_Written instruction_: Find the lines with "screenshot" in them and copy them out.
-- -- --
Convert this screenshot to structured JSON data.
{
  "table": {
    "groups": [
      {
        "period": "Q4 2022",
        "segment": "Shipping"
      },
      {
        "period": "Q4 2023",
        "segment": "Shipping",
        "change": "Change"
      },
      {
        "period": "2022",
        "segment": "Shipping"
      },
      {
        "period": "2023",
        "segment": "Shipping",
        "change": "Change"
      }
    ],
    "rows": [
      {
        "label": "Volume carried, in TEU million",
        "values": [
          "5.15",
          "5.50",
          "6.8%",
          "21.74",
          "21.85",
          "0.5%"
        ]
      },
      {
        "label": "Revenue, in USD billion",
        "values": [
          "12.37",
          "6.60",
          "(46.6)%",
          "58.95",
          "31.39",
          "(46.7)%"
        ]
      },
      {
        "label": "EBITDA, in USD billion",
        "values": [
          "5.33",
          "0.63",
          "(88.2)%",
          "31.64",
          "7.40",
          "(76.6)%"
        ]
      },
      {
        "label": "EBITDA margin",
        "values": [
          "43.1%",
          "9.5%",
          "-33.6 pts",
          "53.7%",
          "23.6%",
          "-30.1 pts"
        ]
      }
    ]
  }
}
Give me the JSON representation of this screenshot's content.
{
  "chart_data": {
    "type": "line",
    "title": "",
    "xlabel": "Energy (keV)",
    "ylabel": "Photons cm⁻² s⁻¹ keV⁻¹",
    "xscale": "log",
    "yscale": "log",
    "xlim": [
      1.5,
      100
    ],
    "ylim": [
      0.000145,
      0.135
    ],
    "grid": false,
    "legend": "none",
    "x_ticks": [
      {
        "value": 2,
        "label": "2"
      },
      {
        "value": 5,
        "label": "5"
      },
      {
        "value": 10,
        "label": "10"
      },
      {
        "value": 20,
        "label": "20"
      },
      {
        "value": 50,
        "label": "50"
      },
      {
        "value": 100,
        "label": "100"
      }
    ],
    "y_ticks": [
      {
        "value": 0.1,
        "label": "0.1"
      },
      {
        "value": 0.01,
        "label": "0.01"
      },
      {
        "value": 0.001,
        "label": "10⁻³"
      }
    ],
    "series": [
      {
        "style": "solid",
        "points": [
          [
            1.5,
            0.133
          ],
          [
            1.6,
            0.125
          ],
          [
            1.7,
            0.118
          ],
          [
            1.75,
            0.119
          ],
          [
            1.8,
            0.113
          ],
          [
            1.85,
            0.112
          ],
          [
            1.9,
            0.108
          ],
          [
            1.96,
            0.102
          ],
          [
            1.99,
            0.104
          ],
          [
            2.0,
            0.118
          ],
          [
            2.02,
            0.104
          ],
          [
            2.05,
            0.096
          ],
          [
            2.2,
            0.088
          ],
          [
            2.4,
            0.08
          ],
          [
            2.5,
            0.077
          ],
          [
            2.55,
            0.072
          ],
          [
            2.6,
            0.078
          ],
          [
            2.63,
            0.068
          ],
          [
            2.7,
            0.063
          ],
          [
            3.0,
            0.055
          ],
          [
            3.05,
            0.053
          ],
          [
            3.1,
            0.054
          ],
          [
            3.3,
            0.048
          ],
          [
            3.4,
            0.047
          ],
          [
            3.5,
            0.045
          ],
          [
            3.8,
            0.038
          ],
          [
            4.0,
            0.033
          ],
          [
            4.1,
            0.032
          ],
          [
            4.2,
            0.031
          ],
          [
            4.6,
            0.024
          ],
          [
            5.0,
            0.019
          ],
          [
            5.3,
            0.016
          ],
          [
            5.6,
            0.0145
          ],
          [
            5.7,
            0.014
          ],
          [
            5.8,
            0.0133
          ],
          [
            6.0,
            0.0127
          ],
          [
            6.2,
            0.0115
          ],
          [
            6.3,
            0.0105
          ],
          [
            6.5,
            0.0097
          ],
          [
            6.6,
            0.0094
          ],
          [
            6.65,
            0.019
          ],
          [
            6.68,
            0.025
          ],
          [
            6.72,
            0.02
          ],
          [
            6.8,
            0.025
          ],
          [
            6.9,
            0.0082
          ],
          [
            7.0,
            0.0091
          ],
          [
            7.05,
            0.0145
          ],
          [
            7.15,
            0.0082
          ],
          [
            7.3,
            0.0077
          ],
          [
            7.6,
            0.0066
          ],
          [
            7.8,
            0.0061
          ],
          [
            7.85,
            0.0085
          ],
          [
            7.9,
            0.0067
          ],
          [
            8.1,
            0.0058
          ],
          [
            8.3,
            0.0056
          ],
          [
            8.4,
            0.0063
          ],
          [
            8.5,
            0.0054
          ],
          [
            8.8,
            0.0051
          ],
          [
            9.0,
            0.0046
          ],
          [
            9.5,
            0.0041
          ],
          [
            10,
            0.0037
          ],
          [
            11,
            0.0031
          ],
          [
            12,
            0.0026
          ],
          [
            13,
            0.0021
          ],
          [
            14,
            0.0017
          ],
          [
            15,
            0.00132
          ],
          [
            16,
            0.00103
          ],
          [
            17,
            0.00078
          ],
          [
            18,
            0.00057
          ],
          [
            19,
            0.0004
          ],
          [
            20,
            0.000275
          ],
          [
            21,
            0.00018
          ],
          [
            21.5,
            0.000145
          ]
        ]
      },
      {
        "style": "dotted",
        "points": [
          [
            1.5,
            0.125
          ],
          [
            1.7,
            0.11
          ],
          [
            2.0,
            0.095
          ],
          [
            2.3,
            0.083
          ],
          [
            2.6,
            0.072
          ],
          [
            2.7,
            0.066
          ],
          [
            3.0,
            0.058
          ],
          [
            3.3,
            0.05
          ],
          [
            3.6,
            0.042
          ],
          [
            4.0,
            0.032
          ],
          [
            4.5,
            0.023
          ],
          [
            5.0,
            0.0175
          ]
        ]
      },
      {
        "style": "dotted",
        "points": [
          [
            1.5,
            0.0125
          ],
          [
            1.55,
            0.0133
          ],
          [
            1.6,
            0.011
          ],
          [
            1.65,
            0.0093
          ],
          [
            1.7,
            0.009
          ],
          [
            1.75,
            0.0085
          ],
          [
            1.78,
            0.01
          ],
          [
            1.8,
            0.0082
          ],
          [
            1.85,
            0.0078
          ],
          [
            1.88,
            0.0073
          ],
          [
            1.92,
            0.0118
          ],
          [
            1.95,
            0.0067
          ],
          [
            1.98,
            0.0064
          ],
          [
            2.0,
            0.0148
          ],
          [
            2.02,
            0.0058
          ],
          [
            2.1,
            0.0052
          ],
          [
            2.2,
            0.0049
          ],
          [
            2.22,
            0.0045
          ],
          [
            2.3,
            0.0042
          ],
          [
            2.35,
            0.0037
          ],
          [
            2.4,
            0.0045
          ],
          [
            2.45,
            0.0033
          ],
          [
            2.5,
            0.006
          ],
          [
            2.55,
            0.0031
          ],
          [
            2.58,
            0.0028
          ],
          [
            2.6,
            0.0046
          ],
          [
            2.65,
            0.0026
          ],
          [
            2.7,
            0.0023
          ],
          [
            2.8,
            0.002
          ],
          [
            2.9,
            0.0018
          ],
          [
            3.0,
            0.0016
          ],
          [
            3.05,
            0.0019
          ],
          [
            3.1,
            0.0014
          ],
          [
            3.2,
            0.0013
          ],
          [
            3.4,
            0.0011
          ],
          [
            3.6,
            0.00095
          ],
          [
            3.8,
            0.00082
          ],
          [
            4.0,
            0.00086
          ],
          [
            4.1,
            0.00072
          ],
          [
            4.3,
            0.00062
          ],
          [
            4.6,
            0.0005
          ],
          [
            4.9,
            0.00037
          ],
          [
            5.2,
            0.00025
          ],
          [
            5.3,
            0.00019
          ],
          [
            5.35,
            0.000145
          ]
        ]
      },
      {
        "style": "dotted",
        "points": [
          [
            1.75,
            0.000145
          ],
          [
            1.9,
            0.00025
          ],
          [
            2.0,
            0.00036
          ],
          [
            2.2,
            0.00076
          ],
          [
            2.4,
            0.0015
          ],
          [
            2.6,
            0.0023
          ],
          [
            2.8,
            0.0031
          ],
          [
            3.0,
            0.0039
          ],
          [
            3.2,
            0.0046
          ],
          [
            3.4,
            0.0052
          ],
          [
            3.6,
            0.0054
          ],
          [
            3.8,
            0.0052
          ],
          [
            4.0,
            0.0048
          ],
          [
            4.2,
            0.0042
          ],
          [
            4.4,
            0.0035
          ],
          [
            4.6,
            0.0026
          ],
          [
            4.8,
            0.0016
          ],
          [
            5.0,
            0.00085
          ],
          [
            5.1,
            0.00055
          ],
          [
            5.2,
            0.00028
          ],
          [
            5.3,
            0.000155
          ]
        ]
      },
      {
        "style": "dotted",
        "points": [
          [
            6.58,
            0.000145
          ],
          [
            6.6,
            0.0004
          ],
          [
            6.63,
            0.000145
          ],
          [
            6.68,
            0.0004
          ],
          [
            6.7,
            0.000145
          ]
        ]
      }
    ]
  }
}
-- -- --
_Answer to the exercise_:
Convert this screenshot to structured JSON data.
Give me the JSON representation of this screenshot's content.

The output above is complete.